Text provided:
============================================================
Rewards and Risks: What Generative AI Means for Security

As AI has grown in popularity, concerns are being raised about the risks involved with using the technology. Learn the rewards and risks of using generative AI.
Lexi Croisdale
8 min read
Last updated April 11, 2024
shield with person attempting to infiltrate it, depicting AI security risks

From countless news articles and posts on your social media feed to all-new tools built into your favorite software, artificial intelligence is everywhere.  

Although the technology is not new, generative AI has created a recent buzz with the November 2022 release of ChatGPT, a large language model (LLM) that uses prompt engineering to generate various outcomes for users. 

Almost immediately after ChatGPT’s release, similar generative AI tools launched, such as Google’s Bard and Microsoft’s Copilot, and the adoption of using AI to generate content, videos, photography, code, and more, has spread like wildfire.  

As AI has grown in popularity, concerns are being raised about the risks involved with using the technology. Cybercriminals have already found ways to exfiltrate data from different AI tools, including using platforms like WormGPT, an AI model trained on malware creation data and used for ill intent or to generate malicious code.
============================================================
Items from a dataset:

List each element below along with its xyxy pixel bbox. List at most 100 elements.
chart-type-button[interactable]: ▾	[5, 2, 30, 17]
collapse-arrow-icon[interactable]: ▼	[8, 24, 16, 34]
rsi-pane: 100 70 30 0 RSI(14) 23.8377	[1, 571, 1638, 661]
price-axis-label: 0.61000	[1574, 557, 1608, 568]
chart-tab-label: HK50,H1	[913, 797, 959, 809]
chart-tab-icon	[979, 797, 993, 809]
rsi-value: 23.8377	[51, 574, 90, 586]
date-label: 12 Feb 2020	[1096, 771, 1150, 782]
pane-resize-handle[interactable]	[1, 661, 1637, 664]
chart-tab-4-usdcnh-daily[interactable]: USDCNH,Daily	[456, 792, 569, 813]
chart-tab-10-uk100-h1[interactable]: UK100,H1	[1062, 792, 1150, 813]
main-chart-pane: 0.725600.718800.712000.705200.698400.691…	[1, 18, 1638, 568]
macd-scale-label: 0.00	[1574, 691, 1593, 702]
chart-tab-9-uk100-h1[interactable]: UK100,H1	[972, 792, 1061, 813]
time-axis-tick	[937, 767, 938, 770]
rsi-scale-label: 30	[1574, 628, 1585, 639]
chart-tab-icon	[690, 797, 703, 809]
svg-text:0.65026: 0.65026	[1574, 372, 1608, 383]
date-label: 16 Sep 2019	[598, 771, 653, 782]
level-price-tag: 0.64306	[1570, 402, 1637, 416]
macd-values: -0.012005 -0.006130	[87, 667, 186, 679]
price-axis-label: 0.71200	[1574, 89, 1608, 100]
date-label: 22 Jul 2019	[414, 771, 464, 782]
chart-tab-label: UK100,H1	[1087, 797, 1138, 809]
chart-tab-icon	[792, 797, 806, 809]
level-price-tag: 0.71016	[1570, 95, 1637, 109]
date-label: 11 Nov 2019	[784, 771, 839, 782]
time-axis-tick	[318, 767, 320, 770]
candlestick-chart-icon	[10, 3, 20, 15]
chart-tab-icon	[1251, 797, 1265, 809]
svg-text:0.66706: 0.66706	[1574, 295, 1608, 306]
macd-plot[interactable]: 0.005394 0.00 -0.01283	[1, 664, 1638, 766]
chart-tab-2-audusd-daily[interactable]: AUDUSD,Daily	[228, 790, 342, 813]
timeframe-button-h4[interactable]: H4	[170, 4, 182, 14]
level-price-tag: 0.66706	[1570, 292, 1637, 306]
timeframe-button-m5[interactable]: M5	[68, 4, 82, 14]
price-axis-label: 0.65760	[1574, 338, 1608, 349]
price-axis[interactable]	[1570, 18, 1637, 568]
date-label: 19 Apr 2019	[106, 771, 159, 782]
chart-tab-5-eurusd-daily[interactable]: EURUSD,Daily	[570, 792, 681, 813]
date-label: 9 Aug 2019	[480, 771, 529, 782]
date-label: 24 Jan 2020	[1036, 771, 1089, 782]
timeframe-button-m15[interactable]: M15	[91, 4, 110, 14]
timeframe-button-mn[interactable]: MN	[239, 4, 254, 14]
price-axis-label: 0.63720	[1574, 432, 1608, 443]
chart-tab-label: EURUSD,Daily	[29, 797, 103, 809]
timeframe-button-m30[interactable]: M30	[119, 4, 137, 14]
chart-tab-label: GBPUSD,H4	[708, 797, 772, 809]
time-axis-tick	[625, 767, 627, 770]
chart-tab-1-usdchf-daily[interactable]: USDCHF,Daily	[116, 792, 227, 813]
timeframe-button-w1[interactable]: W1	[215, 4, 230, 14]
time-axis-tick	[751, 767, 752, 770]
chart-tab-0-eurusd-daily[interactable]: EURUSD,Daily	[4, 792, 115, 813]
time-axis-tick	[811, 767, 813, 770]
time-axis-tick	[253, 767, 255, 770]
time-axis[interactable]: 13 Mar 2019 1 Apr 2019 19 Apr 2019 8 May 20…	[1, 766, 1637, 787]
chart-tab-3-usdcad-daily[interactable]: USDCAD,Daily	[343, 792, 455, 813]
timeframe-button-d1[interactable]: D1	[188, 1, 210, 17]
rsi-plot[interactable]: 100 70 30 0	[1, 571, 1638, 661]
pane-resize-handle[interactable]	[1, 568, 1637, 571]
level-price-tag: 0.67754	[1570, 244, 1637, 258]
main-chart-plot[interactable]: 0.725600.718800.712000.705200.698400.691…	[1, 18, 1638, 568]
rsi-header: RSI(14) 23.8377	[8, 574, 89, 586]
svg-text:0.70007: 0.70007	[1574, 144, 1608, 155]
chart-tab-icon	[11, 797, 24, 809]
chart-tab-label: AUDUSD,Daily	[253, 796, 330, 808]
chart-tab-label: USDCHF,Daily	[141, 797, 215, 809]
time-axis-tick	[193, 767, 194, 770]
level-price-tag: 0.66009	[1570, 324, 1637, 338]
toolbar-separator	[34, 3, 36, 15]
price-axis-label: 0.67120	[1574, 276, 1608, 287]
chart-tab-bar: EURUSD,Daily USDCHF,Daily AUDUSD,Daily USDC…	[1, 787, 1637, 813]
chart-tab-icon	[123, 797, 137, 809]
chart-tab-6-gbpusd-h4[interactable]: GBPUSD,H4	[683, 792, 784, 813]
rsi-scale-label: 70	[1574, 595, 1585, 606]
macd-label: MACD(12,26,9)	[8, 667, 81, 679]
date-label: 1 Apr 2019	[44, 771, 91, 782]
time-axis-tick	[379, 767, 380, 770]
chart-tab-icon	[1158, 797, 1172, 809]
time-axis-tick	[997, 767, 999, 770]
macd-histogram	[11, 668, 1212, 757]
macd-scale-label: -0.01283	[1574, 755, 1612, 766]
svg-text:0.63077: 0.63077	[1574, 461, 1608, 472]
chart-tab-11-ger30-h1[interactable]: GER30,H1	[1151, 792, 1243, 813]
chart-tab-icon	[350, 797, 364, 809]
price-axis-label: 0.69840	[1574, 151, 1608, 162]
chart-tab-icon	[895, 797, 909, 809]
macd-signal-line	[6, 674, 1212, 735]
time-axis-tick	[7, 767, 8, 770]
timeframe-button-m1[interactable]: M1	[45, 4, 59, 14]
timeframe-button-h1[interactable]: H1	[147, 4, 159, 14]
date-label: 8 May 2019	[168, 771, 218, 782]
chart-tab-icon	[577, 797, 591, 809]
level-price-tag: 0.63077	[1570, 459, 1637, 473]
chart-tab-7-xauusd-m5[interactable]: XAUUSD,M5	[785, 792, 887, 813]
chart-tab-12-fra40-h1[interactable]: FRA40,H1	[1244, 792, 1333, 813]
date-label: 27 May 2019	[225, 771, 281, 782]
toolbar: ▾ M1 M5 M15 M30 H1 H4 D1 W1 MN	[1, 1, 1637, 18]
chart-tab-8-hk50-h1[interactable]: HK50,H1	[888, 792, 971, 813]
============================================================
Activity: According to the article on generative AI and security, when was ChatGPT released? The entries are not needed for the task.

Exercise result: November 2022